#### [SHORT EXERCISE]
Copy out the whole listing exactly as written, leaving the pictures behind.

#### [ITEMS]
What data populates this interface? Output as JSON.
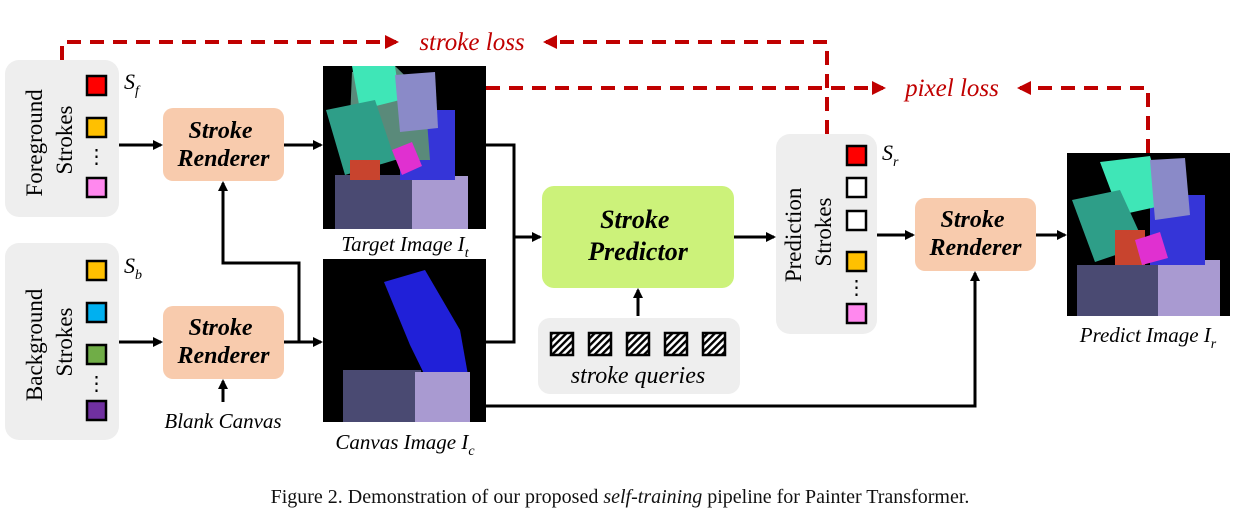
{
  "groups": {
    "foreground": {
      "label": "Foreground\nStrokes",
      "symbol": "S",
      "subscript": "f"
    },
    "background": {
      "label": "Background\nStrokes",
      "symbol": "S",
      "subscript": "b"
    },
    "prediction": {
      "label": "Prediction\nStrokes",
      "symbol": "S",
      "subscript": "r"
    }
  },
  "boxes": {
    "renderer_top": "Stroke\nRenderer",
    "renderer_bottom": "Stroke\nRenderer",
    "renderer_right": "Stroke\nRenderer",
    "predictor": "Stroke\nPredictor"
  },
  "labels": {
    "blank_canvas": "Blank Canvas",
    "stroke_queries": "stroke queries",
    "stroke_loss": "stroke loss",
    "pixel_loss": "pixel loss",
    "target_image": {
      "text": "Target Image I",
      "sub": "t"
    },
    "canvas_image": {
      "text": "Canvas Image I",
      "sub": "c"
    },
    "predict_image": {
      "text": "Predict Image I",
      "sub": "r"
    }
  },
  "ellipsis": "⋮",
  "caption": {
    "before": "Figure 2. Demonstration of our proposed ",
    "italic": "self-training",
    "after": " pipeline for Painter Transformer."
  },
  "colors": {
    "loss_red": "#c00000",
    "renderer_fill": "#f8cbad",
    "predictor_fill": "#ccf27a",
    "panel_fill": "#eeeeee",
    "stroke_red": "#ff0000",
    "stroke_orange": "#ffc000",
    "stroke_pink": "#ff88ee",
    "stroke_blue": "#00b0f0",
    "stroke_green": "#70ad47",
    "stroke_purple": "#7030a0",
    "stroke_empty": "#ffffff"
  }
}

#### [RESPONSE]
What data populates this interface? Output as JSON.
{
  "groups": {
    "foreground": {
      "label": "Foreground\nStrokes",
      "symbol": "S",
      "subscript": "f"
    },
    "background": {
      "label": "Background\nStrokes",
      "symbol": "S",
      "subscript": "b"
    },
    "prediction": {
      "label": "Prediction\nStrokes",
      "symbol": "S",
      "subscript": "r"
    }
  },
  "boxes": {
    "renderer_top": "Stroke\nRenderer",
    "renderer_bottom": "Stroke\nRenderer",
    "renderer_right": "Stroke\nRenderer",
    "predictor": "Stroke\nPredictor"
  },
  "labels": {
    "blank_canvas": "Blank Canvas",
    "stroke_queries": "stroke queries",
    "stroke_loss": "stroke loss",
    "pixel_loss": "pixel loss",
    "target_image": {
      "text": "Target Image I",
      "sub": "t"
    },
    "canvas_image": {
      "text": "Canvas Image I",
      "sub": "c"
    },
    "predict_image": {
      "text": "Predict Image I",
      "sub": "r"
    }
  },
  "ellipsis": "⋮",
  "caption": {
    "before": "Figure 2. Demonstration of our proposed ",
    "italic": "self-training",
    "after": " pipeline for Painter Transformer."
  },
  "colors": {
    "loss_red": "#c00000",
    "renderer_fill": "#f8cbad",
    "predictor_fill": "#ccf27a",
    "panel_fill": "#eeeeee",
    "stroke_red": "#ff0000",
    "stroke_orange": "#ffc000",
    "stroke_pink": "#ff88ee",
    "stroke_blue": "#00b0f0",
    "stroke_green": "#70ad47",
    "stroke_purple": "#7030a0",
    "stroke_empty": "#ffffff"
  }
}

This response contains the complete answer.